> [Dataset items]:
----
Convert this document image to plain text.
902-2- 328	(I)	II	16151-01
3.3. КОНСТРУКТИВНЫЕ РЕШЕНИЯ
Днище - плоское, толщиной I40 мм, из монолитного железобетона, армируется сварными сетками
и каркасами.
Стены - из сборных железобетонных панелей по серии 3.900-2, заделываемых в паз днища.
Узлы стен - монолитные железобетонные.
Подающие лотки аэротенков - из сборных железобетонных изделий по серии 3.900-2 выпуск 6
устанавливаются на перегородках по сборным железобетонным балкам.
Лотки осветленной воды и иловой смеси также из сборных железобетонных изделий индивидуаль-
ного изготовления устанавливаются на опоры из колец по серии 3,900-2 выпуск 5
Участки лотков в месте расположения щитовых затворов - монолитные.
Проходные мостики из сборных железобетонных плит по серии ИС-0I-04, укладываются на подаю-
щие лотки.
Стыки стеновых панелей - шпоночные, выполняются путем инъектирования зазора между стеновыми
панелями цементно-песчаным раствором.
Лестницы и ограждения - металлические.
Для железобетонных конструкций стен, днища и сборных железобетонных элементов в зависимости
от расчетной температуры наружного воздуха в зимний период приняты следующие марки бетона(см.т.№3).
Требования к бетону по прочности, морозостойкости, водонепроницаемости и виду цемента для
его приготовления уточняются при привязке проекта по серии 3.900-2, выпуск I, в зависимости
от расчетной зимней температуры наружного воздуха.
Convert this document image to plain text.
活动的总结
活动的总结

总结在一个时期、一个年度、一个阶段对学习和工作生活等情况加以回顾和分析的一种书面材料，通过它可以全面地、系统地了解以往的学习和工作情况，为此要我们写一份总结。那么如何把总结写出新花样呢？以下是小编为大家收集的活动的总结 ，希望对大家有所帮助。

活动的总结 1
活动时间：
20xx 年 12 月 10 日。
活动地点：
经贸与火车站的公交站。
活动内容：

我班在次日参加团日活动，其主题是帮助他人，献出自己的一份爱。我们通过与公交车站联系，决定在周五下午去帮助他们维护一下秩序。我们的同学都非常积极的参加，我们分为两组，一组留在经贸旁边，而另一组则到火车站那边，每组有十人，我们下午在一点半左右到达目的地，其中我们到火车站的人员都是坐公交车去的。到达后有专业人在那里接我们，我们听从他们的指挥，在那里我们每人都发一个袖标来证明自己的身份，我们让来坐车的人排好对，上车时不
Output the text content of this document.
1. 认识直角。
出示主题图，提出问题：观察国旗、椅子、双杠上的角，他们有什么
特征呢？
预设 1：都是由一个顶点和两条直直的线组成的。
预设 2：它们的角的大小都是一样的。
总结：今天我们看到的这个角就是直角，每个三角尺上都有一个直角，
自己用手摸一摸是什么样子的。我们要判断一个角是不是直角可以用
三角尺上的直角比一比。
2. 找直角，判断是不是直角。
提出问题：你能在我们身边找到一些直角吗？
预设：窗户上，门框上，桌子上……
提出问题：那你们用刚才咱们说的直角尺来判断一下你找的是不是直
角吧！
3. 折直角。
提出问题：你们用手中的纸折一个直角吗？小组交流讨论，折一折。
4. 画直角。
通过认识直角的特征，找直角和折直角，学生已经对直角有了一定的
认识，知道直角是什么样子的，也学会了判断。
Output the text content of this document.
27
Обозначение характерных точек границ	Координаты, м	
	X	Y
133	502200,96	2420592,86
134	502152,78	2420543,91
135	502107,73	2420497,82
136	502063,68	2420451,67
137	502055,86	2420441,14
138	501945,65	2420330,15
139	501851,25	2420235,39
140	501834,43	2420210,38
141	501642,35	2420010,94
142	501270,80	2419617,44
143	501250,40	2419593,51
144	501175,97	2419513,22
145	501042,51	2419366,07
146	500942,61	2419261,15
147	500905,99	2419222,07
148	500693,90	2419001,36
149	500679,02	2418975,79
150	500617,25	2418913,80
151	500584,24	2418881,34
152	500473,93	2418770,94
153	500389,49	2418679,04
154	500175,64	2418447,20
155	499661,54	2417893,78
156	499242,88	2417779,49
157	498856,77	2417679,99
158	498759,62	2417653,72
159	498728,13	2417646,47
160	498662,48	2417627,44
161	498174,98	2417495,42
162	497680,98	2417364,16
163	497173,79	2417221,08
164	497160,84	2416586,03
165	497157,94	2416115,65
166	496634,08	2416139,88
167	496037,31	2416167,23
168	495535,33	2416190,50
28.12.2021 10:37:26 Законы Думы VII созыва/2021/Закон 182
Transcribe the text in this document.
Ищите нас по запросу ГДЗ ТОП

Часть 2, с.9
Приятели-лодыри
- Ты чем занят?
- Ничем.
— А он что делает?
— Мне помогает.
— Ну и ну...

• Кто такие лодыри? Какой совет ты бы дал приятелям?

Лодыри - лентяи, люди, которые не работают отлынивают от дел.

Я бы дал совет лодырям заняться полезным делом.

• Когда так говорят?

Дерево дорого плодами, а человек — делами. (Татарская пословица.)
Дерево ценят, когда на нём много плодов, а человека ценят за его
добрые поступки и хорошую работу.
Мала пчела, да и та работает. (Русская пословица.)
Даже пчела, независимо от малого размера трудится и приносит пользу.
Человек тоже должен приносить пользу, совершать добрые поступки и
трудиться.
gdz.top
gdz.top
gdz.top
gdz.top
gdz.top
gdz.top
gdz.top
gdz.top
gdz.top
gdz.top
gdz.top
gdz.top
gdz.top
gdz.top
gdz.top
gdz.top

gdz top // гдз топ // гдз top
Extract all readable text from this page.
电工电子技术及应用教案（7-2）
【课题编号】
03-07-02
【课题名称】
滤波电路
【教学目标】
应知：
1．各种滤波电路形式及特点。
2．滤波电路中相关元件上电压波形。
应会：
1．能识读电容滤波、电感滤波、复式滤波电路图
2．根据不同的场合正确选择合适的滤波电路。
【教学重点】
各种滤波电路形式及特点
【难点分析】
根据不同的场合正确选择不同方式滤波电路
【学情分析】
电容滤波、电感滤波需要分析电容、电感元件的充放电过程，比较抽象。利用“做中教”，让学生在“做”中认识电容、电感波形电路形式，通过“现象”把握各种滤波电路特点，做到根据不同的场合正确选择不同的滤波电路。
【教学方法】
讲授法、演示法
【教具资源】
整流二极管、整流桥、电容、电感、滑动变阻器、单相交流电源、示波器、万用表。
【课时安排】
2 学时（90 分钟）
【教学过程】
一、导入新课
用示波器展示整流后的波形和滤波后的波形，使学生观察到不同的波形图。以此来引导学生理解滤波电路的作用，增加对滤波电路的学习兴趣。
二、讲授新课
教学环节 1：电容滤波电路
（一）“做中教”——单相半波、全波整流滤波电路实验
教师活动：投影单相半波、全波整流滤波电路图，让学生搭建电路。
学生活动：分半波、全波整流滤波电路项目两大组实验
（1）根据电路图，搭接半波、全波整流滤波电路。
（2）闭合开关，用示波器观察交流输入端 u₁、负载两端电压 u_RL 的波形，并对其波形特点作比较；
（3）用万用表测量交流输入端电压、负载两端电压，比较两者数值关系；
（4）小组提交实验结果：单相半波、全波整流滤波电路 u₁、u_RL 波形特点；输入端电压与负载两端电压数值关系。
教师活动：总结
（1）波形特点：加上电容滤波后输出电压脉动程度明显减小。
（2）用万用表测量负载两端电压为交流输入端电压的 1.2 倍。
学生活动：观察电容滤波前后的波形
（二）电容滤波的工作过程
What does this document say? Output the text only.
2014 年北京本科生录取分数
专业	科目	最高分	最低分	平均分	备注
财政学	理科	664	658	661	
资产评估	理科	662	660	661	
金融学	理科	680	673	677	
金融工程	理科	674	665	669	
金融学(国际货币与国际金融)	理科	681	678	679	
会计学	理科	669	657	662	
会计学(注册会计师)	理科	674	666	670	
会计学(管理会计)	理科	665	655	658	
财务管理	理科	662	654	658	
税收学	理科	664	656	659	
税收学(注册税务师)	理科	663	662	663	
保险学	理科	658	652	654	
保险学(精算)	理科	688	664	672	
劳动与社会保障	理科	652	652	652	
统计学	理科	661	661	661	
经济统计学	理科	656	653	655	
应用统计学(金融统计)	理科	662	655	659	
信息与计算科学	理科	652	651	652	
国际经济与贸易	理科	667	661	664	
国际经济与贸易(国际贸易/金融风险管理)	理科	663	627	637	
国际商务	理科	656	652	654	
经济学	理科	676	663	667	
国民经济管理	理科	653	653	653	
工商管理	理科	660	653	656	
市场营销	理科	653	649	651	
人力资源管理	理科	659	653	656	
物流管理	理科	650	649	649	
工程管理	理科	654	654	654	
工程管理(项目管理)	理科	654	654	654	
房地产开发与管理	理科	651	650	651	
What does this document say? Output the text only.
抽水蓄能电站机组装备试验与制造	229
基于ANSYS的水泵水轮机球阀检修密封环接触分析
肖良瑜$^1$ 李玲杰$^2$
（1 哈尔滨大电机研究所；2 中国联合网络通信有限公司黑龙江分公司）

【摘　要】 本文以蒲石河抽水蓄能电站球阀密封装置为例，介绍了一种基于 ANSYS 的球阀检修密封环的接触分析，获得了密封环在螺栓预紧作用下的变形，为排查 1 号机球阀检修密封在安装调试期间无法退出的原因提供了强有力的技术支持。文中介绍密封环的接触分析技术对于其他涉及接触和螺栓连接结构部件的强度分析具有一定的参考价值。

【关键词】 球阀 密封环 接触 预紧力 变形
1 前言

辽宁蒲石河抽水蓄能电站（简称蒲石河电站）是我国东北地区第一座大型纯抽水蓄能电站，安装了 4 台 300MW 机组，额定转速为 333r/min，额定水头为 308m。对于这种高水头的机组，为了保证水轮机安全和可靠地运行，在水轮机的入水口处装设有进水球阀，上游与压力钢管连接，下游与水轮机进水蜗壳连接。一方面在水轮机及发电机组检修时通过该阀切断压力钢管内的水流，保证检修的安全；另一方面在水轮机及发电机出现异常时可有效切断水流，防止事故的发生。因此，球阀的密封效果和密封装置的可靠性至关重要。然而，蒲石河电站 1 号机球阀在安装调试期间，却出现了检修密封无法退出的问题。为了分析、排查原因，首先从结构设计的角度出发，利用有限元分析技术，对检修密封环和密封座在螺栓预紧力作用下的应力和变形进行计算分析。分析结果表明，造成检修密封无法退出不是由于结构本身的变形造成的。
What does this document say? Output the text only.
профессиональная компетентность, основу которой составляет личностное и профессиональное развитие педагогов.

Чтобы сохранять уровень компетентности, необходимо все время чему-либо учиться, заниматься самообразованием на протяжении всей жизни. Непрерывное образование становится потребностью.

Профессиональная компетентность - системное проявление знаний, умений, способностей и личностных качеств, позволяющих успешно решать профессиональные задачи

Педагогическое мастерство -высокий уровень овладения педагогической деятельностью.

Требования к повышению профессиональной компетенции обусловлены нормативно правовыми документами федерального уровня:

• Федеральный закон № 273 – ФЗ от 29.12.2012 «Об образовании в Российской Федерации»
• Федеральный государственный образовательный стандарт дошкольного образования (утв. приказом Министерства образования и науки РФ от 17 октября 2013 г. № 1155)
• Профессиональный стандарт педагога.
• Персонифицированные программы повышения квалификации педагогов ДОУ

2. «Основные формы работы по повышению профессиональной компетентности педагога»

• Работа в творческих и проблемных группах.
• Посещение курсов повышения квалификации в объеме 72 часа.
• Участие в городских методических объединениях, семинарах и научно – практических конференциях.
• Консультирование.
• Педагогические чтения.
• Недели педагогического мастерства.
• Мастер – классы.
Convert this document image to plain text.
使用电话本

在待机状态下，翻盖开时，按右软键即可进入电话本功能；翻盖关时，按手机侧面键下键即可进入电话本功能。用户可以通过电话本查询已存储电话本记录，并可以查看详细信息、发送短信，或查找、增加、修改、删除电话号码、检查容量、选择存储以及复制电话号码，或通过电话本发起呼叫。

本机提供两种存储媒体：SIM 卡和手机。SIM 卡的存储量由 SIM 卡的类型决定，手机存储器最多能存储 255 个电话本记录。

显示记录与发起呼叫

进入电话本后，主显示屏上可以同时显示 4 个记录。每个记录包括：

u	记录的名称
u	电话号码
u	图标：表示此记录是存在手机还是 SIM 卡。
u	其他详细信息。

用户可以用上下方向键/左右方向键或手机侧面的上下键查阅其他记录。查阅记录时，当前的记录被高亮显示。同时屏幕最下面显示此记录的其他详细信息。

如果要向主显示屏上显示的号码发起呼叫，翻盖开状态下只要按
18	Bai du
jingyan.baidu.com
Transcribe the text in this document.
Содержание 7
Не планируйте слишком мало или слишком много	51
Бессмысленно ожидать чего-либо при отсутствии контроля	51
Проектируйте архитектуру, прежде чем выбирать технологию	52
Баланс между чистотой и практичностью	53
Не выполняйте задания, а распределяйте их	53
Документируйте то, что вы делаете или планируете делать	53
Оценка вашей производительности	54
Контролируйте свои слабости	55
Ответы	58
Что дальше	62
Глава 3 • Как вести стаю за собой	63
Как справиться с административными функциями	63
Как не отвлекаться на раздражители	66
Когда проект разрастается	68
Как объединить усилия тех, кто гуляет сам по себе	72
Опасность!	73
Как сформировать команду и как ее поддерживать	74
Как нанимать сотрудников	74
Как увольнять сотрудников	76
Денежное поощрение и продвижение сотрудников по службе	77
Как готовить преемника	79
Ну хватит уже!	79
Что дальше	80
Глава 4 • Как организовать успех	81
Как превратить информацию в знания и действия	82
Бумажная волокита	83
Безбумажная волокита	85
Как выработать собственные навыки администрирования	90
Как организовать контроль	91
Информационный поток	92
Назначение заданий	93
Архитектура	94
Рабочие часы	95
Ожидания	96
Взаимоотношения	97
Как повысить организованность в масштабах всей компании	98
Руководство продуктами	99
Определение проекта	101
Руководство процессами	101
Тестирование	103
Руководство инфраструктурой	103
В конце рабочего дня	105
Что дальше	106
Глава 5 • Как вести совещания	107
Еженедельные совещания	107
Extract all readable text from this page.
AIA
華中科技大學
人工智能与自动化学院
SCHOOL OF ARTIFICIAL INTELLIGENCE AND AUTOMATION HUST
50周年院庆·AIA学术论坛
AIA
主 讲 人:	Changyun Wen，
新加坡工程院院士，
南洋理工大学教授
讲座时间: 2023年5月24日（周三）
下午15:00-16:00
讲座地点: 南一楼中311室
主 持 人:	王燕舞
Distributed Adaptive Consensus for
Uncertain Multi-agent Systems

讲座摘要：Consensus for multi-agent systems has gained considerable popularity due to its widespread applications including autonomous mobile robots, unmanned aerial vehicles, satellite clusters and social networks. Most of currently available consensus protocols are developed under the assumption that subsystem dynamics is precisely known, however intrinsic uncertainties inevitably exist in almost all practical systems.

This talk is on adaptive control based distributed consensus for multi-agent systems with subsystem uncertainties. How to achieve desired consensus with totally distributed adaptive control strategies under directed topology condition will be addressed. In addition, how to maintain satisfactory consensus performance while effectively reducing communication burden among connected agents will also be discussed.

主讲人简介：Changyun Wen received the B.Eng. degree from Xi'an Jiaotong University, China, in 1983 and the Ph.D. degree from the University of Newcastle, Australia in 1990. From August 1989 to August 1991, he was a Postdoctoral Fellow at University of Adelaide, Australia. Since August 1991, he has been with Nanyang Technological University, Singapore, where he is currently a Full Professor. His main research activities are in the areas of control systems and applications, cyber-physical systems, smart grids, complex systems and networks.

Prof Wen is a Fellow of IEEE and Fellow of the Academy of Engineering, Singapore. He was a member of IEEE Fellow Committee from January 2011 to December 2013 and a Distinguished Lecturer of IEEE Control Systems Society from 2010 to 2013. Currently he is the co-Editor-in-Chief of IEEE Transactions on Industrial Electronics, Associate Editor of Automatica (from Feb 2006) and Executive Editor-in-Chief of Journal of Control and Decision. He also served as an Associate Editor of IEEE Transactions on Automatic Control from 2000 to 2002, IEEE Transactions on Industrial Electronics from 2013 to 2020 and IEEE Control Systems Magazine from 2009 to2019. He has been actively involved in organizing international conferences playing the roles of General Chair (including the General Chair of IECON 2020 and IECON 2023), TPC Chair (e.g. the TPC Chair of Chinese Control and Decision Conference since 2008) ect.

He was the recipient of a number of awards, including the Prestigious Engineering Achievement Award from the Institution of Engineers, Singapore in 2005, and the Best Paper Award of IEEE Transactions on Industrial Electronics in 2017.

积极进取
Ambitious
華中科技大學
----
> [TASK INSTRUCTIONS]: Find every line in the records above that holds the word "学生活动", and copy each one.

> [THE COMPLETED TASK]:
学生活动：分半波、全波整流滤波电路项目两大组实验
学生活动：观察电容滤波前后的波形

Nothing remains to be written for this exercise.